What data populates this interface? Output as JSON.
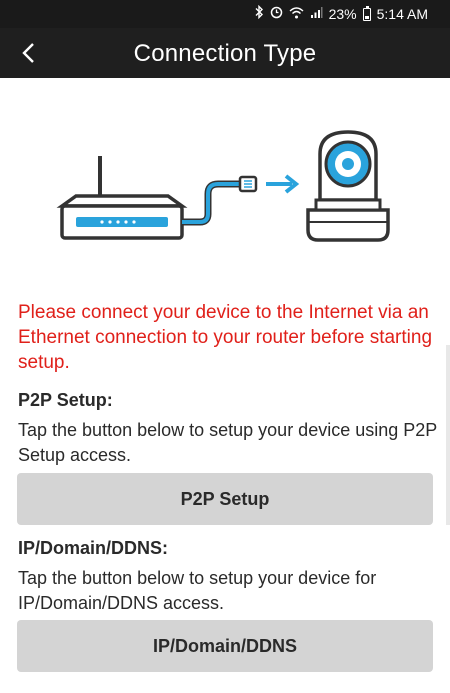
{
  "status_bar": {
    "left_text": "",
    "battery": "23%",
    "time": "5:14 AM",
    "icons": [
      "bluetooth-icon",
      "alarm-icon",
      "wifi-icon",
      "signal-icon",
      "battery-icon"
    ]
  },
  "app_bar": {
    "title": "Connection Type",
    "back_icon": "chevron-left-icon"
  },
  "illustration": {
    "items": [
      "router-icon",
      "ethernet-cable-icon",
      "arrow-right-icon",
      "camera-icon"
    ],
    "accent_color": "#2aa3dc"
  },
  "warning_text": "Please connect your device to the Internet via an Ethernet connection to your router before starting setup.",
  "p2p": {
    "title": "P2P Setup:",
    "description": "Tap the button below to setup your device using P2P Setup access.",
    "button_label": "P2P Setup"
  },
  "ip": {
    "title": "IP/Domain/DDNS:",
    "description": "Tap the button below to setup your device for IP/Domain/DDNS access.",
    "button_label": "IP/Domain/DDNS"
  },
  "colors": {
    "warning": "#e0201a",
    "button_bg": "#d4d4d4",
    "header_bg": "#1f1f1f"
  }
}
____
=== Directions ===
Select every line in the records above that contains the word "title".

=== Answer to this problem ===
    "title": "Connection Type",
    "title": "P2P Setup:",
    "title": "IP/Domain/DDNS:",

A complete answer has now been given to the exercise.